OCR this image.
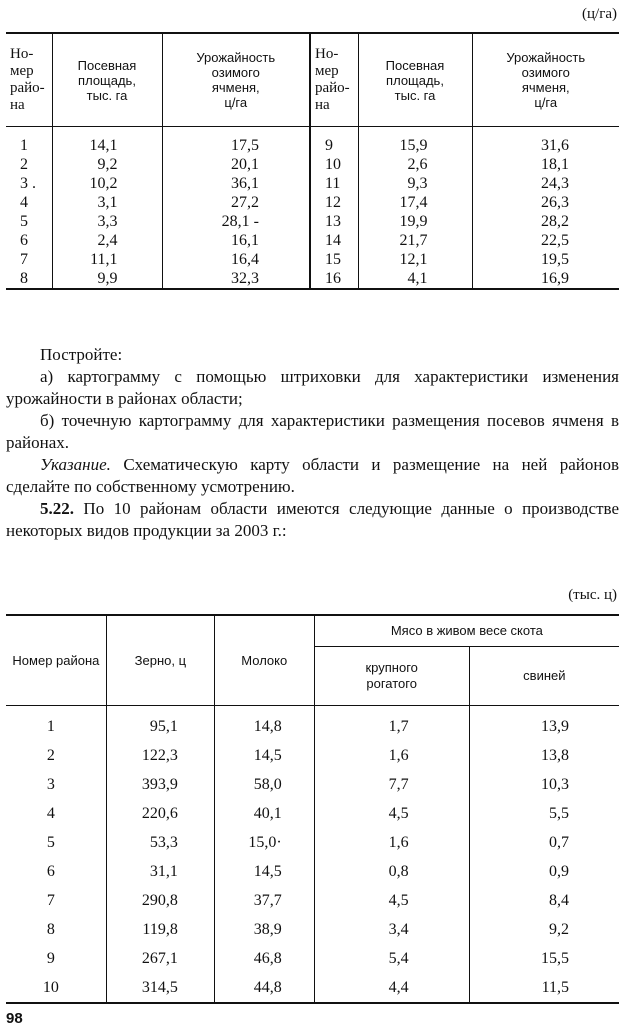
(ц/га)
Но-
мер
райо-
на	Посевная
площадь,
тыс. га	Урожайность
озимого
ячменя,
ц/га	Но-
мер
райо-
на	Посевная
площадь,
тыс. га	Урожайность
озимого
ячменя,
ц/га
1	14,1	17,5	9	15,9	31,6
2	9,2	20,1	10	2,6	18,1
3 .	10,2	36,1	11	9,3	24,3
4	3,1	27,2	12	17,4	26,3
5	3,3	28,1 -	13	19,9	28,2
6	2,4	16,1	14	21,7	22,5
7	11,1	16,4	15	12,1	19,5
8	9,9	32,3	16	4,1	16,9

Постройте:

а) картограмму с помощью штриховки для характеристики изменения урожайности в районах области;

б) точечную картограмму для характеристики размещения посевов ячменя в районах.

Указание. Схематическую карту области и размещение на ней районов сделайте по собственному усмотрению.

5.22. По 10 районам области имеются следующие данные о производстве некоторых видов продукции за 2003 г.:

(тыс. ц)
Номер района	Зерно, ц	Молоко	Мясо в живом весе скота	
			крупного рогатого	свиней
1	95,1	14,8	1,7	13,9
2	122,3	14,5	1,6	13,8
3	393,9	58,0	7,7	10,3
4	220,6	40,1	4,5	5,5
5	53,3	15,0·	1,6	0,7
6	31,1	14,5	0,8	0,9
7	290,8	37,7	4,5	8,4
8	119,8	38,9	3,4	9,2
9	267,1	46,8	5,4	15,5
10	314,5	44,8	4,4	11,5
98
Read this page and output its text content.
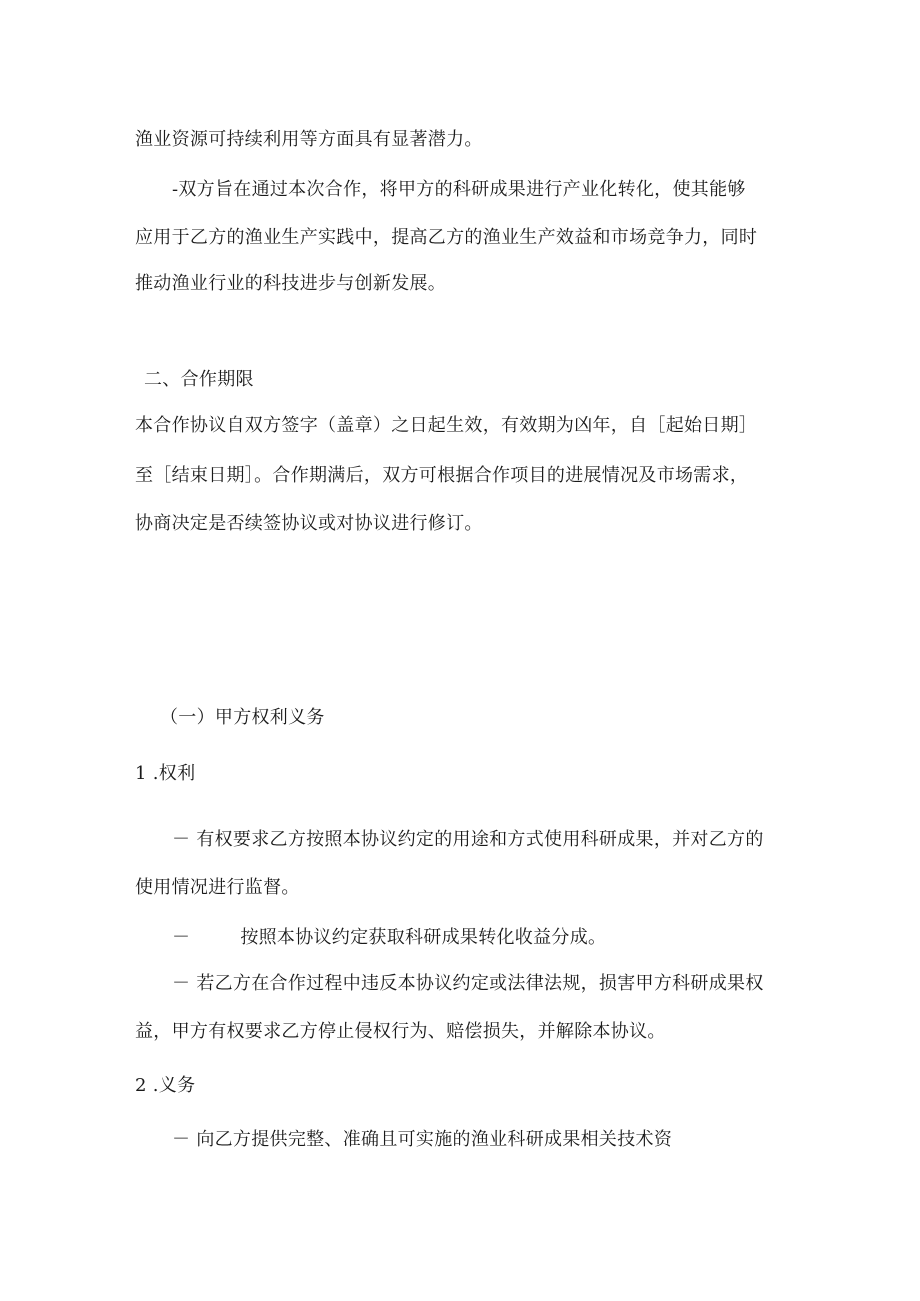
渔业资源可持续利用等方面具有显著潜力。
-双方旨在通过本次合作，将甲方的科研成果进行产业化转化，使其能够
应用于乙方的渔业生产实践中，提高乙方的渔业生产效益和市场竞争力，同时
推动渔业行业的科技进步与创新发展。
二、合作期限
本合作协议自双方签字（盖章）之日起生效，有效期为凶年，自［起始日期］
至［结束日期］。合作期满后，双方可根据合作项目的进展情况及市场需求，
协商决定是否续签协议或对协议进行修订。
（一）甲方权利义务
1 .权利
－ 有权要求乙方按照本协议约定的用途和方式使用科研成果，并对乙方的
使用情况进行监督。
－	按照本协议约定获取科研成果转化收益分成。
－ 若乙方在合作过程中违反本协议约定或法律法规，损害甲方科研成果权
益，甲方有权要求乙方停止侵权行为、赔偿损失，并解除本协议。
2 .义务
－ 向乙方提供完整、准确且可实施的渔业科研成果相关技术资
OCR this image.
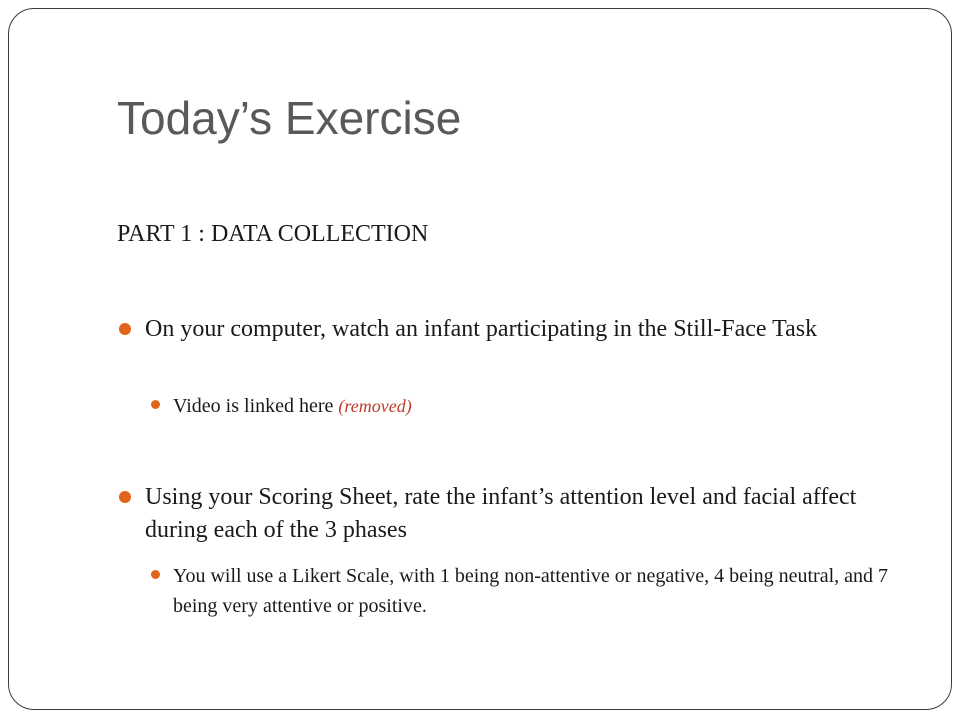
Today’s Exercise

PART 1 : DATA COLLECTION

On your computer, watch an infant participating in the Still-Face Task
Video is linked here (removed)
Using your Scoring Sheet, rate the infant’s attention level and facial affect during each of the 3 phases
You will use a Likert Scale, with 1 being non-attentive or negative, 4 being neutral, and 7 being very attentive or positive.
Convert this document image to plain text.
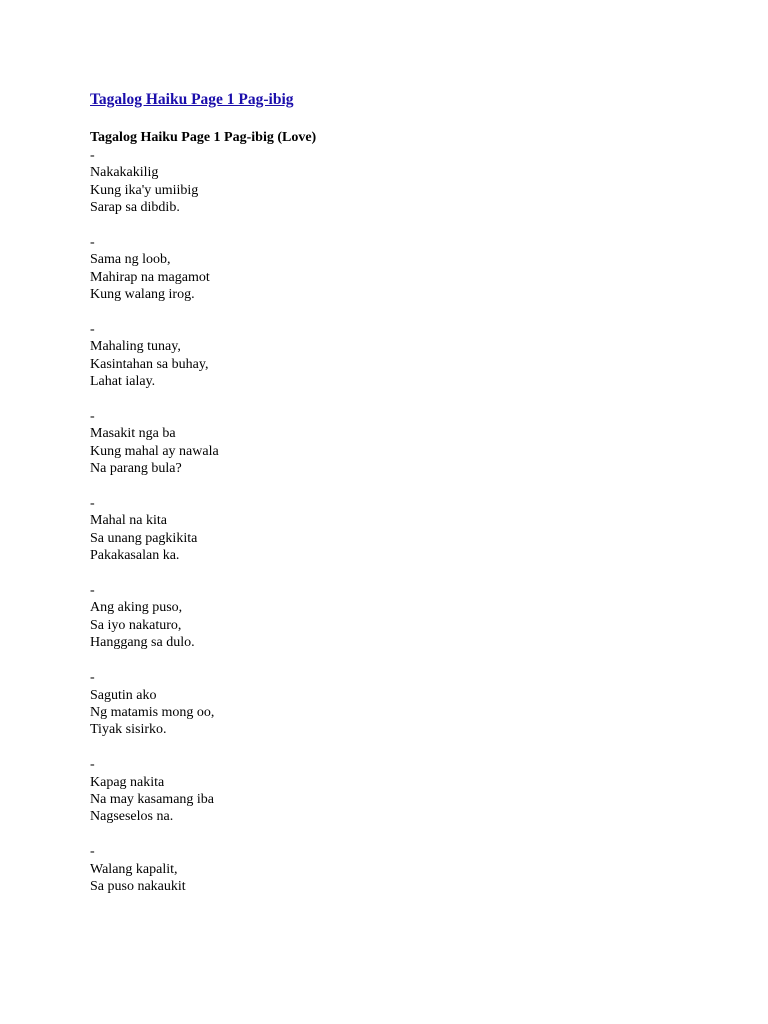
Tagalog Haiku Page 1 Pag-ibig
Tagalog Haiku Page 1 Pag-ibig (Love)
-
Nakakakilig
Kung ika'y umiibig
Sarap sa dibdib.
-
Sama ng loob,
Mahirap na magamot
Kung walang irog.
-
Mahaling tunay,
Kasintahan sa buhay,
Lahat ialay.
-
Masakit nga ba
Kung mahal ay nawala
Na parang bula?
-
Mahal na kita
Sa unang pagkikita
Pakakasalan ka.
-
Ang aking puso,
Sa iyo nakaturo,
Hanggang sa dulo.
-
Sagutin ako
Ng matamis mong oo,
Tiyak sisirko.
-
Kapag nakita
Na may kasamang iba
Nagseselos na.
-
Walang kapalit,
Sa puso nakaukit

» The task: Produce an exact copy of each line of data, skipping embedded images.

» Full answer:
OCR this image.
(ц/га)
Но-
мер
райо-
на	Посевная
площадь,
тыс. га	Урожайность
озимого
ячменя,
ц/га	Но-
мер
райо-
на	Посевная
площадь,
тыс. га	Урожайность
озимого
ячменя,
ц/га
1	14,1	17,5	9	15,9	31,6
2	9,2	20,1	10	2,6	18,1
3 .	10,2	36,1	11	9,3	24,3
4	3,1	27,2	12	17,4	26,3
5	3,3	28,1 -	13	19,9	28,2
6	2,4	16,1	14	21,7	22,5
7	11,1	16,4	15	12,1	19,5
8	9,9	32,3	16	4,1	16,9

Постройте:

а) картограмму с помощью штриховки для характеристики изменения урожайности в районах области;

б) точечную картограмму для характеристики размещения посевов ячменя в районах.

Указание. Схематическую карту области и размещение на ней районов сделайте по собственному усмотрению.

5.22. По 10 районам области имеются следующие данные о производстве некоторых видов продукции за 2003 г.:

(тыс. ц)
Номер района	Зерно, ц	Молоко	Мясо в живом весе скота	
			крупного рогатого	свиней
1	95,1	14,8	1,7	13,9
2	122,3	14,5	1,6	13,8
3	393,9	58,0	7,7	10,3
4	220,6	40,1	4,5	5,5
5	53,3	15,0·	1,6	0,7
6	31,1	14,5	0,8	0,9
7	290,8	37,7	4,5	8,4
8	119,8	38,9	3,4	9,2
9	267,1	46,8	5,4	15,5
10	314,5	44,8	4,4	11,5
98
Read this page and output its text content.
渔业资源可持续利用等方面具有显著潜力。
-双方旨在通过本次合作，将甲方的科研成果进行产业化转化，使其能够
应用于乙方的渔业生产实践中，提高乙方的渔业生产效益和市场竞争力，同时
推动渔业行业的科技进步与创新发展。
二、合作期限
本合作协议自双方签字（盖章）之日起生效，有效期为凶年，自［起始日期］
至［结束日期］。合作期满后，双方可根据合作项目的进展情况及市场需求，
协商决定是否续签协议或对协议进行修订。
（一）甲方权利义务
1 .权利
－ 有权要求乙方按照本协议约定的用途和方式使用科研成果，并对乙方的
使用情况进行监督。
－	按照本协议约定获取科研成果转化收益分成。
－ 若乙方在合作过程中违反本协议约定或法律法规，损害甲方科研成果权
益，甲方有权要求乙方停止侵权行为、赔偿损失，并解除本协议。
2 .义务
－ 向乙方提供完整、准确且可实施的渔业科研成果相关技术资
OCR this image.
Today’s Exercise

PART 1 : DATA COLLECTION

On your computer, watch an infant participating in the Still-Face Task
Video is linked here (removed)
Using your Scoring Sheet, rate the infant’s attention level and facial affect during each of the 3 phases
You will use a Likert Scale, with 1 being non-attentive or negative, 4 being neutral, and 7 being very attentive or positive.
Convert this document image to plain text.
Tagalog Haiku Page 1 Pag-ibig
Tagalog Haiku Page 1 Pag-ibig (Love)
-
Nakakakilig
Kung ika'y umiibig
Sarap sa dibdib.
-
Sama ng loob,
Mahirap na magamot
Kung walang irog.
-
Mahaling tunay,
Kasintahan sa buhay,
Lahat ialay.
-
Masakit nga ba
Kung mahal ay nawala
Na parang bula?
-
Mahal na kita
Sa unang pagkikita
Pakakasalan ka.
-
Ang aking puso,
Sa iyo nakaturo,
Hanggang sa dulo.
-
Sagutin ako
Ng matamis mong oo,
Tiyak sisirko.
-
Kapag nakita
Na may kasamang iba
Nagseselos na.
-
Walang kapalit,
Sa puso nakaukit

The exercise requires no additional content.